§ **WHAT THE EXERCISE ASKS**: Take the entries below and print all of them exactly, please.

## Start DATASET RECORDS

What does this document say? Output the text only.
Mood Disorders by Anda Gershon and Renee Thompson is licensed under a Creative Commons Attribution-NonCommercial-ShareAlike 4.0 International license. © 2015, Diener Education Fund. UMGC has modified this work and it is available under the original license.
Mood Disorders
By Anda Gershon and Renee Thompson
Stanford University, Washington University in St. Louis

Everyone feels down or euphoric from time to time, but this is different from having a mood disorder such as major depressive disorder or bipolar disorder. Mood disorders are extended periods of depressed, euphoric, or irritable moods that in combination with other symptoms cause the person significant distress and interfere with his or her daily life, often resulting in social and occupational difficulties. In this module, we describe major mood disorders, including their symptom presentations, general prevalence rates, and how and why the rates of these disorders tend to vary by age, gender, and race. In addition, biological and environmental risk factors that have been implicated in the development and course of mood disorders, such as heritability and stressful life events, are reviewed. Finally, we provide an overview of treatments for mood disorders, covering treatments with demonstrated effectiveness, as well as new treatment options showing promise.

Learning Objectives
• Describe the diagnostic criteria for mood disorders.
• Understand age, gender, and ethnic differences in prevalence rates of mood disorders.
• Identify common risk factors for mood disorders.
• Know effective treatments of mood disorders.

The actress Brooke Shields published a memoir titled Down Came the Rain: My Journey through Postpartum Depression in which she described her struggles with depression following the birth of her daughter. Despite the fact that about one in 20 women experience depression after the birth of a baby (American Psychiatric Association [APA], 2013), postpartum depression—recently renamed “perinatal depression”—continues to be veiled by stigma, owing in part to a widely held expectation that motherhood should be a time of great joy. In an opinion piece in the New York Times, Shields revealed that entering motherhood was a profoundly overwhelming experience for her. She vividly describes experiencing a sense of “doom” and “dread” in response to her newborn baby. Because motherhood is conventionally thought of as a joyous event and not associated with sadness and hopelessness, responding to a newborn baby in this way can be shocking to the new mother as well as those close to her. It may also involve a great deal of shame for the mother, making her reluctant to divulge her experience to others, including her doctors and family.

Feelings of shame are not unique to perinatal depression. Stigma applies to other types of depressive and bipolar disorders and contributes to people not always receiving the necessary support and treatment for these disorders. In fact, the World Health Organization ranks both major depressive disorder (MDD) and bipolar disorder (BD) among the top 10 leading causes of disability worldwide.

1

## End DATASET RECORDS

§ **THE RESPONSE**:
What does this document say? Output the text only.
Mood Disorders by Anda Gershon and Renee Thompson is licensed under a Creative Commons Attribution-NonCommercial-ShareAlike 4.0 International license. © 2015, Diener Education Fund. UMGC has modified this work and it is available under the original license.
Mood Disorders
By Anda Gershon and Renee Thompson
Stanford University, Washington University in St. Louis

Everyone feels down or euphoric from time to time, but this is different from having a mood disorder such as major depressive disorder or bipolar disorder. Mood disorders are extended periods of depressed, euphoric, or irritable moods that in combination with other symptoms cause the person significant distress and interfere with his or her daily life, often resulting in social and occupational difficulties. In this module, we describe major mood disorders, including their symptom presentations, general prevalence rates, and how and why the rates of these disorders tend to vary by age, gender, and race. In addition, biological and environmental risk factors that have been implicated in the development and course of mood disorders, such as heritability and stressful life events, are reviewed. Finally, we provide an overview of treatments for mood disorders, covering treatments with demonstrated effectiveness, as well as new treatment options showing promise.

Learning Objectives
• Describe the diagnostic criteria for mood disorders.
• Understand age, gender, and ethnic differences in prevalence rates of mood disorders.
• Identify common risk factors for mood disorders.
• Know effective treatments of mood disorders.

The actress Brooke Shields published a memoir titled Down Came the Rain: My Journey through Postpartum Depression in which she described her struggles with depression following the birth of her daughter. Despite the fact that about one in 20 women experience depression after the birth of a baby (American Psychiatric Association [APA], 2013), postpartum depression—recently renamed “perinatal depression”—continues to be veiled by stigma, owing in part to a widely held expectation that motherhood should be a time of great joy. In an opinion piece in the New York Times, Shields revealed that entering motherhood was a profoundly overwhelming experience for her. She vividly describes experiencing a sense of “doom” and “dread” in response to her newborn baby. Because motherhood is conventionally thought of as a joyous event and not associated with sadness and hopelessness, responding to a newborn baby in this way can be shocking to the new mother as well as those close to her. It may also involve a great deal of shame for the mother, making her reluctant to divulge her experience to others, including her doctors and family.

Feelings of shame are not unique to perinatal depression. Stigma applies to other types of depressive and bipolar disorders and contributes to people not always receiving the necessary support and treatment for these disorders. In fact, the World Health Organization ranks both major depressive disorder (MDD) and bipolar disorder (BD) among the top 10 leading causes of disability worldwide.

1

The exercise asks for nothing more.